**Job**.
What follows are records. Restate all of them word for word.

[Records from a data source]

------------------------------

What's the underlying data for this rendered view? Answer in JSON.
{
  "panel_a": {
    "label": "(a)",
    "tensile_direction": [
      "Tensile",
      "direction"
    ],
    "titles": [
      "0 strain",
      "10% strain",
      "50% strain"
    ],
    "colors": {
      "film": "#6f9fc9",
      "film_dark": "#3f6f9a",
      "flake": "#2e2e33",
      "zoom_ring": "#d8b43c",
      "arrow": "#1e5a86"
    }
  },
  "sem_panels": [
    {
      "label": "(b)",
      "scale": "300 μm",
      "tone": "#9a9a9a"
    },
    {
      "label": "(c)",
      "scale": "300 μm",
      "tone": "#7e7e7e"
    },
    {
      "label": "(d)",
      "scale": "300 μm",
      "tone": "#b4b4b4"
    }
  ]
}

------------------------------

**Answer below**.
What's the underlying data for this rendered view? Answer in JSON.
{
  "panel_a": {
    "label": "(a)",
    "tensile_direction": [
      "Tensile",
      "direction"
    ],
    "titles": [
      "0 strain",
      "10% strain",
      "50% strain"
    ],
    "colors": {
      "film": "#6f9fc9",
      "film_dark": "#3f6f9a",
      "flake": "#2e2e33",
      "zoom_ring": "#d8b43c",
      "arrow": "#1e5a86"
    }
  },
  "sem_panels": [
    {
      "label": "(b)",
      "scale": "300 μm",
      "tone": "#9a9a9a"
    },
    {
      "label": "(c)",
      "scale": "300 μm",
      "tone": "#7e7e7e"
    },
    {
      "label": "(d)",
      "scale": "300 μm",
      "tone": "#b4b4b4"
    }
  ]
}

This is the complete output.